◆ **INSTRUCTIONS FOR THE TASK**:
Repeat the listing exactly as given, omitting every image.

==============================

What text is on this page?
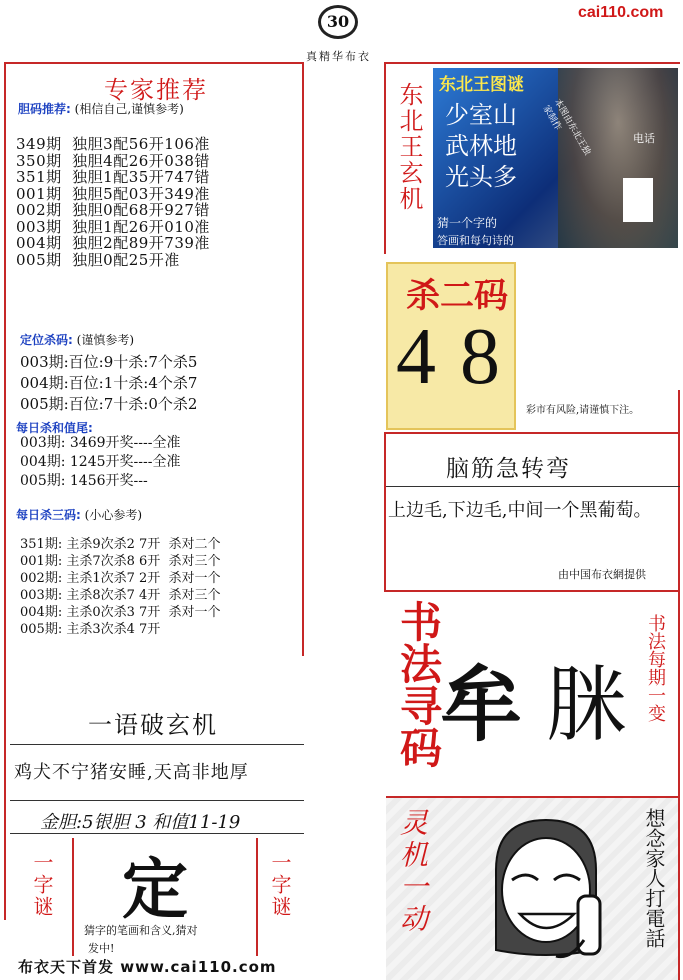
30
真精华布衣
cai110.com
专家推荐
胆码推荐: (相信自己,谨慎参考)
349期  独胆3配56开106准
350期  独胆4配26开038错
351期  独胆1配35开747错
001期  独胆5配03开349准
002期  独胆0配68开927错
003期  独胆1配26开010准
004期  独胆2配89开739准
005期  独胆0配25开准
定位杀码: (谨慎参考)
003期:百位:9十杀:7个杀5
004期:百位:1十杀:4个杀7
005期:百位:7十杀:0个杀2
每日杀和值尾:
003期: 3469开奖----全准
004期: 1245开奖----全准
005期: 1456开奖---
每日杀三码: (小心参考)
351期: 主杀9次杀2 7开  杀对二个
001期: 主杀7次杀8 6开  杀对三个
002期: 主杀1次杀7 2开  杀对一个
003期: 主杀8次杀7 4开  杀对三个
004期: 主杀0次杀3 7开  杀对一个
005期: 主杀3次杀4 7开
一语破玄机
鸡犬不宁猪安睡,天高非地厚
金胆:5银胆 3 和值11-19
一字谜 定
猜字的笔画和含义,猜对
发中!
一字谜
布衣天下首发 www.cai110.com
东北王玄机 东北王图谜
少室山
武林地
光头多
本图由东北王独家制作
电话
猜一个字的
答画和每句诗的
杀二码
4 8
彩市有风险,请谨慎下注。
脑筋急转弯
上边毛,下边毛,中间一个黑葡萄。
由中国布衣網提供
书法寻码
牟 脒 书法每期一变
灵机一动	想念家人打電話
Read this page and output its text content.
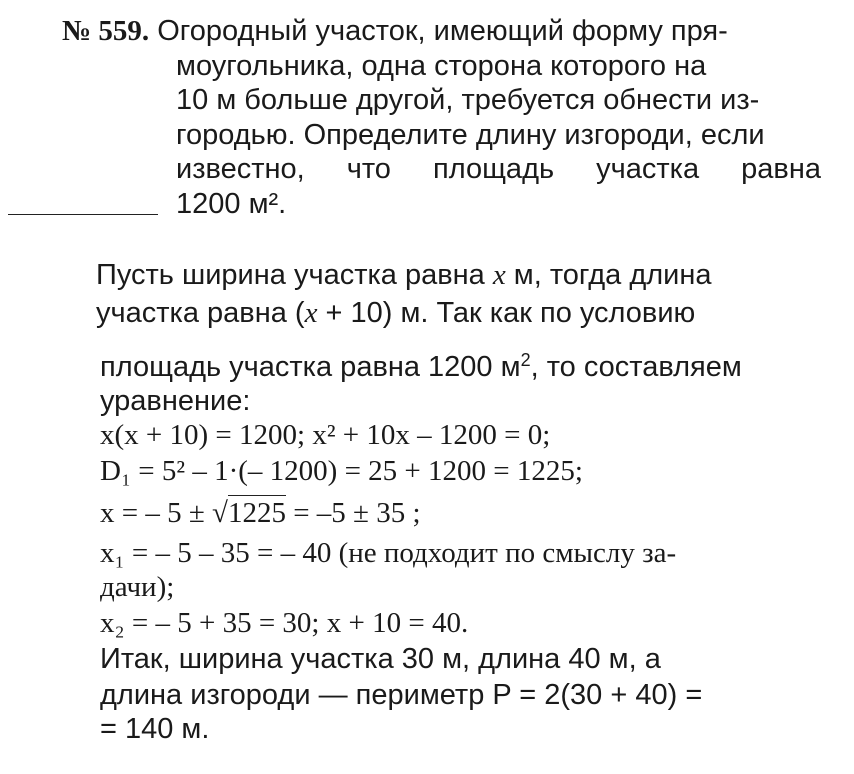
№ 559. Огородный участок, имеющий форму пря-
моугольника, одна сторона которого на
10 м больше другой, требуется обнести из-
городью. Определите длину изгороди, если
известно, что площадь участка равна
1200 м².
Пусть ширина участка равна x м, тогда длина
участка равна (x + 10) м. Так как по условию
площадь участка равна 1200 $м^2$, то составляем
уравнение:
x(x + 10) = 1200; x² + 10x – 1200 = 0;
D₁ = 5² – 1·(– 1200) = 25 + 1200 = 1225;
x = – 5 ± √1225 = –5 ± 35 ;
x₁ = – 5 – 35 = – 40 (не подходит по смыслу за-
дачи);
x₂ = – 5 + 35 = 30; x + 10 = 40.
Итак, ширина участка 30 м, длина 40 м, а
длина изгороди — периметр P = 2(30 + 40) =
= 140 м.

==============================

◆ **EXERCISE OUTPUT**:
What text is on this page?
30
真精华布衣
cai110.com
专家推荐
胆码推荐: (相信自己,谨慎参考)
349期  独胆3配56开106准
350期  独胆4配26开038错
351期  独胆1配35开747错
001期  独胆5配03开349准
002期  独胆0配68开927错
003期  独胆1配26开010准
004期  独胆2配89开739准
005期  独胆0配25开准
定位杀码: (谨慎参考)
003期:百位:9十杀:7个杀5
004期:百位:1十杀:4个杀7
005期:百位:7十杀:0个杀2
每日杀和值尾:
003期: 3469开奖----全准
004期: 1245开奖----全准
005期: 1456开奖---
每日杀三码: (小心参考)
351期: 主杀9次杀2 7开  杀对二个
001期: 主杀7次杀8 6开  杀对三个
002期: 主杀1次杀7 2开  杀对一个
003期: 主杀8次杀7 4开  杀对三个
004期: 主杀0次杀3 7开  杀对一个
005期: 主杀3次杀4 7开
一语破玄机
鸡犬不宁猪安睡,天高非地厚
金胆:5银胆 3 和值11-19
一字谜 定
猜字的笔画和含义,猜对
发中!
一字谜
布衣天下首发 www.cai110.com
东北王玄机 东北王图谜
少室山
武林地
光头多
本图由东北王独家制作
电话
猜一个字的
答画和每句诗的
杀二码
4 8
彩市有风险,请谨慎下注。
脑筋急转弯
上边毛,下边毛,中间一个黑葡萄。
由中国布衣網提供
书法寻码
牟 脒 书法每期一变
灵机一动	想念家人打電話
Read this page and output its text content.
№ 559. Огородный участок, имеющий форму пря-
моугольника, одна сторона которого на
10 м больше другой, требуется обнести из-
городью. Определите длину изгороди, если
известно, что площадь участка равна
1200 м².
Пусть ширина участка равна x м, тогда длина
участка равна (x + 10) м. Так как по условию
площадь участка равна 1200 $м^2$, то составляем
уравнение:
x(x + 10) = 1200; x² + 10x – 1200 = 0;
D₁ = 5² – 1·(– 1200) = 25 + 1200 = 1225;
x = – 5 ± √1225 = –5 ± 35 ;
x₁ = – 5 – 35 = – 40 (не подходит по смыслу за-
дачи);
x₂ = – 5 + 35 = 30; x + 10 = 40.
Итак, ширина участка 30 м, длина 40 м, а
длина изгороди — периметр P = 2(30 + 40) =
= 140 м.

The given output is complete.